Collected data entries
---+---
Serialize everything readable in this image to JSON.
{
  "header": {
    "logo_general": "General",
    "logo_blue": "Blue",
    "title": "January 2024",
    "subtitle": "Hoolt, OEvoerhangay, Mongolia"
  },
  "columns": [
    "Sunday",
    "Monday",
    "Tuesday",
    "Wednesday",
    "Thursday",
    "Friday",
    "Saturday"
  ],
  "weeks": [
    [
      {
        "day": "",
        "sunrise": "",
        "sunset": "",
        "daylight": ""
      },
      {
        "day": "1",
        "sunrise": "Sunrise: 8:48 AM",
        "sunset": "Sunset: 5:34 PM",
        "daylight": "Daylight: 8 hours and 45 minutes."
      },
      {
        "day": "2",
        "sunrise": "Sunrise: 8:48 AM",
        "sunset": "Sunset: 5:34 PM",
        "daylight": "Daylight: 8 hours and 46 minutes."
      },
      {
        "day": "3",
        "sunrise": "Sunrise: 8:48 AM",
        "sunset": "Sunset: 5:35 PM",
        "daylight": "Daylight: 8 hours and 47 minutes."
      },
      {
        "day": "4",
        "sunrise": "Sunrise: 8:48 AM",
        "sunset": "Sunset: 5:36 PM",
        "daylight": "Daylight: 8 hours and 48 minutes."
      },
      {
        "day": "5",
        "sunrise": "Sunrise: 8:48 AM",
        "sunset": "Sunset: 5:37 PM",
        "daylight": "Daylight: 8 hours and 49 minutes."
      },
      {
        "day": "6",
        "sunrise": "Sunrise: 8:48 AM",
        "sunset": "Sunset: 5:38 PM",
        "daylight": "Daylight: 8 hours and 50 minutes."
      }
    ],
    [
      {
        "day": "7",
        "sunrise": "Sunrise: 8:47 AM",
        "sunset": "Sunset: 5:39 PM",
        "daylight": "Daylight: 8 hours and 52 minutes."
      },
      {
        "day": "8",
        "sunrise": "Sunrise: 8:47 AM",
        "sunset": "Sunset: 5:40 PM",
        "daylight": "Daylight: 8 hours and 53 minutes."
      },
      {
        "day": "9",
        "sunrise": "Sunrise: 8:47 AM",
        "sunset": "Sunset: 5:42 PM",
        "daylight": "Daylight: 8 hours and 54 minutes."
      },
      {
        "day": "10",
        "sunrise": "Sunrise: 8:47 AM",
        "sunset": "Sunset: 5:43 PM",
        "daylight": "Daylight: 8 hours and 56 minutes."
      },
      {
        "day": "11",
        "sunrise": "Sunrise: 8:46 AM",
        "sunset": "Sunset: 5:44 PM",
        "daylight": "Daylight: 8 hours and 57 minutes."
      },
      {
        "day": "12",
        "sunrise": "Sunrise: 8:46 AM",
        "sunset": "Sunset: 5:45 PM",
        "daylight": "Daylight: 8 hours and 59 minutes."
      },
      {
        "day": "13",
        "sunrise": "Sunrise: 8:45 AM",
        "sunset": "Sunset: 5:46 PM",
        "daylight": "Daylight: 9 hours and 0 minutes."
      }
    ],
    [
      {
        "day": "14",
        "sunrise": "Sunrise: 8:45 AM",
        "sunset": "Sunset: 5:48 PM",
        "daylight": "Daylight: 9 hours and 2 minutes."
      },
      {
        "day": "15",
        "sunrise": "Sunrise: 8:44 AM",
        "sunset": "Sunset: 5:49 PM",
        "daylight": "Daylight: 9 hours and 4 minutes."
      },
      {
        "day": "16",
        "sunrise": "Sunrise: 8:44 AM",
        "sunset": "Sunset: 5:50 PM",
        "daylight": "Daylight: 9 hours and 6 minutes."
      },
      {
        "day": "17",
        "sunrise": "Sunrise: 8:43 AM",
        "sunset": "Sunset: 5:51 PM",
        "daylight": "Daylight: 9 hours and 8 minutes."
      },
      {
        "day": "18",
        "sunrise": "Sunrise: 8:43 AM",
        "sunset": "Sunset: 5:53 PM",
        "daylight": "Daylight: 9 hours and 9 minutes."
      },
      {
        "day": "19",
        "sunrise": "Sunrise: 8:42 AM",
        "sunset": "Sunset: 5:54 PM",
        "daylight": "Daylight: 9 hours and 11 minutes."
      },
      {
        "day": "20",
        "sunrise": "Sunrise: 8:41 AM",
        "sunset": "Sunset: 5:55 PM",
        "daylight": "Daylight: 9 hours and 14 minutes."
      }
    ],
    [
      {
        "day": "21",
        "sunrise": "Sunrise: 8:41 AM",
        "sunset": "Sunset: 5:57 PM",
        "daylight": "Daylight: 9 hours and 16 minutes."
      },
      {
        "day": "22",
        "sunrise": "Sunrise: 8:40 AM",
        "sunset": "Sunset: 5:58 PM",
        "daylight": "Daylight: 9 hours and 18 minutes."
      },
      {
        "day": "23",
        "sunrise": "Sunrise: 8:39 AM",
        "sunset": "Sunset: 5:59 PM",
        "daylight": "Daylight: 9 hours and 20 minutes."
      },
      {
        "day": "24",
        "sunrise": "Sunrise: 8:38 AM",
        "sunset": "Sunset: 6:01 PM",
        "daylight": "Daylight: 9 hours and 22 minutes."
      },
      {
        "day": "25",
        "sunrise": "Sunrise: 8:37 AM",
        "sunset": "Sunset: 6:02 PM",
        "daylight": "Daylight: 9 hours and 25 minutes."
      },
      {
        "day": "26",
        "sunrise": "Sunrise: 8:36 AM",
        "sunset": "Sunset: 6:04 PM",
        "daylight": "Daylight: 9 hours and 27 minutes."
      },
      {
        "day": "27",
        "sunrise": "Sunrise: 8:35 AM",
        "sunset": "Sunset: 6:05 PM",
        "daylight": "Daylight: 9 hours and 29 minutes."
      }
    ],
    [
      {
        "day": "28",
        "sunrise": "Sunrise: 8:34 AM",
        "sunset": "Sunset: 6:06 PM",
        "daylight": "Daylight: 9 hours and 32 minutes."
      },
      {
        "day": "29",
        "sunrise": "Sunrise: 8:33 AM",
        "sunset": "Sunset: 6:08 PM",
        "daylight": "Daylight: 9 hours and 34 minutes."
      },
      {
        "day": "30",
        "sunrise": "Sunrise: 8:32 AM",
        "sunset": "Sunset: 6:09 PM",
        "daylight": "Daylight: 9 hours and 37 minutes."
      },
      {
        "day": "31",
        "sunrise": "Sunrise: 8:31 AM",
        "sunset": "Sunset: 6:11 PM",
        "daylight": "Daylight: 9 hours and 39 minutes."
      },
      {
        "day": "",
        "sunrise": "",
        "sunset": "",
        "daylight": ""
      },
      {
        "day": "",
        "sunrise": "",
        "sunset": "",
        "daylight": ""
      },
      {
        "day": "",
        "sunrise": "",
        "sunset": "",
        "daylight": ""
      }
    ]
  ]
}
---+---
Aim of the task:
Every entry above needs to be quoted exactly.

Task response:
Serialize everything readable in this image to JSON.
{
  "header": {
    "logo_general": "General",
    "logo_blue": "Blue",
    "title": "January 2024",
    "subtitle": "Hoolt, OEvoerhangay, Mongolia"
  },
  "columns": [
    "Sunday",
    "Monday",
    "Tuesday",
    "Wednesday",
    "Thursday",
    "Friday",
    "Saturday"
  ],
  "weeks": [
    [
      {
        "day": "",
        "sunrise": "",
        "sunset": "",
        "daylight": ""
      },
      {
        "day": "1",
        "sunrise": "Sunrise: 8:48 AM",
        "sunset": "Sunset: 5:34 PM",
        "daylight": "Daylight: 8 hours and 45 minutes."
      },
      {
        "day": "2",
        "sunrise": "Sunrise: 8:48 AM",
        "sunset": "Sunset: 5:34 PM",
        "daylight": "Daylight: 8 hours and 46 minutes."
      },
      {
        "day": "3",
        "sunrise": "Sunrise: 8:48 AM",
        "sunset": "Sunset: 5:35 PM",
        "daylight": "Daylight: 8 hours and 47 minutes."
      },
      {
        "day": "4",
        "sunrise": "Sunrise: 8:48 AM",
        "sunset": "Sunset: 5:36 PM",
        "daylight": "Daylight: 8 hours and 48 minutes."
      },
      {
        "day": "5",
        "sunrise": "Sunrise: 8:48 AM",
        "sunset": "Sunset: 5:37 PM",
        "daylight": "Daylight: 8 hours and 49 minutes."
      },
      {
        "day": "6",
        "sunrise": "Sunrise: 8:48 AM",
        "sunset": "Sunset: 5:38 PM",
        "daylight": "Daylight: 8 hours and 50 minutes."
      }
    ],
    [
      {
        "day": "7",
        "sunrise": "Sunrise: 8:47 AM",
        "sunset": "Sunset: 5:39 PM",
        "daylight": "Daylight: 8 hours and 52 minutes."
      },
      {
        "day": "8",
        "sunrise": "Sunrise: 8:47 AM",
        "sunset": "Sunset: 5:40 PM",
        "daylight": "Daylight: 8 hours and 53 minutes."
      },
      {
        "day": "9",
        "sunrise": "Sunrise: 8:47 AM",
        "sunset": "Sunset: 5:42 PM",
        "daylight": "Daylight: 8 hours and 54 minutes."
      },
      {
        "day": "10",
        "sunrise": "Sunrise: 8:47 AM",
        "sunset": "Sunset: 5:43 PM",
        "daylight": "Daylight: 8 hours and 56 minutes."
      },
      {
        "day": "11",
        "sunrise": "Sunrise: 8:46 AM",
        "sunset": "Sunset: 5:44 PM",
        "daylight": "Daylight: 8 hours and 57 minutes."
      },
      {
        "day": "12",
        "sunrise": "Sunrise: 8:46 AM",
        "sunset": "Sunset: 5:45 PM",
        "daylight": "Daylight: 8 hours and 59 minutes."
      },
      {
        "day": "13",
        "sunrise": "Sunrise: 8:45 AM",
        "sunset": "Sunset: 5:46 PM",
        "daylight": "Daylight: 9 hours and 0 minutes."
      }
    ],
    [
      {
        "day": "14",
        "sunrise": "Sunrise: 8:45 AM",
        "sunset": "Sunset: 5:48 PM",
        "daylight": "Daylight: 9 hours and 2 minutes."
      },
      {
        "day": "15",
        "sunrise": "Sunrise: 8:44 AM",
        "sunset": "Sunset: 5:49 PM",
        "daylight": "Daylight: 9 hours and 4 minutes."
      },
      {
        "day": "16",
        "sunrise": "Sunrise: 8:44 AM",
        "sunset": "Sunset: 5:50 PM",
        "daylight": "Daylight: 9 hours and 6 minutes."
      },
      {
        "day": "17",
        "sunrise": "Sunrise: 8:43 AM",
        "sunset": "Sunset: 5:51 PM",
        "daylight": "Daylight: 9 hours and 8 minutes."
      },
      {
        "day": "18",
        "sunrise": "Sunrise: 8:43 AM",
        "sunset": "Sunset: 5:53 PM",
        "daylight": "Daylight: 9 hours and 9 minutes."
      },
      {
        "day": "19",
        "sunrise": "Sunrise: 8:42 AM",
        "sunset": "Sunset: 5:54 PM",
        "daylight": "Daylight: 9 hours and 11 minutes."
      },
      {
        "day": "20",
        "sunrise": "Sunrise: 8:41 AM",
        "sunset": "Sunset: 5:55 PM",
        "daylight": "Daylight: 9 hours and 14 minutes."
      }
    ],
    [
      {
        "day": "21",
        "sunrise": "Sunrise: 8:41 AM",
        "sunset": "Sunset: 5:57 PM",
        "daylight": "Daylight: 9 hours and 16 minutes."
      },
      {
        "day": "22",
        "sunrise": "Sunrise: 8:40 AM",
        "sunset": "Sunset: 5:58 PM",
        "daylight": "Daylight: 9 hours and 18 minutes."
      },
      {
        "day": "23",
        "sunrise": "Sunrise: 8:39 AM",
        "sunset": "Sunset: 5:59 PM",
        "daylight": "Daylight: 9 hours and 20 minutes."
      },
      {
        "day": "24",
        "sunrise": "Sunrise: 8:38 AM",
        "sunset": "Sunset: 6:01 PM",
        "daylight": "Daylight: 9 hours and 22 minutes."
      },
      {
        "day": "25",
        "sunrise": "Sunrise: 8:37 AM",
        "sunset": "Sunset: 6:02 PM",
        "daylight": "Daylight: 9 hours and 25 minutes."
      },
      {
        "day": "26",
        "sunrise": "Sunrise: 8:36 AM",
        "sunset": "Sunset: 6:04 PM",
        "daylight": "Daylight: 9 hours and 27 minutes."
      },
      {
        "day": "27",
        "sunrise": "Sunrise: 8:35 AM",
        "sunset": "Sunset: 6:05 PM",
        "daylight": "Daylight: 9 hours and 29 minutes."
      }
    ],
    [
      {
        "day": "28",
        "sunrise": "Sunrise: 8:34 AM",
        "sunset": "Sunset: 6:06 PM",
        "daylight": "Daylight: 9 hours and 32 minutes."
      },
      {
        "day": "29",
        "sunrise": "Sunrise: 8:33 AM",
        "sunset": "Sunset: 6:08 PM",
        "daylight": "Daylight: 9 hours and 34 minutes."
      },
      {
        "day": "30",
        "sunrise": "Sunrise: 8:32 AM",
        "sunset": "Sunset: 6:09 PM",
        "daylight": "Daylight: 9 hours and 37 minutes."
      },
      {
        "day": "31",
        "sunrise": "Sunrise: 8:31 AM",
        "sunset": "Sunset: 6:11 PM",
        "daylight": "Daylight: 9 hours and 39 minutes."
      },
      {
        "day": "",
        "sunrise": "",
        "sunset": "",
        "daylight": ""
      },
      {
        "day": "",
        "sunrise": "",
        "sunset": "",
        "daylight": ""
      },
      {
        "day": "",
        "sunrise": "",
        "sunset": "",
        "daylight": ""
      }
    ]
  ]
}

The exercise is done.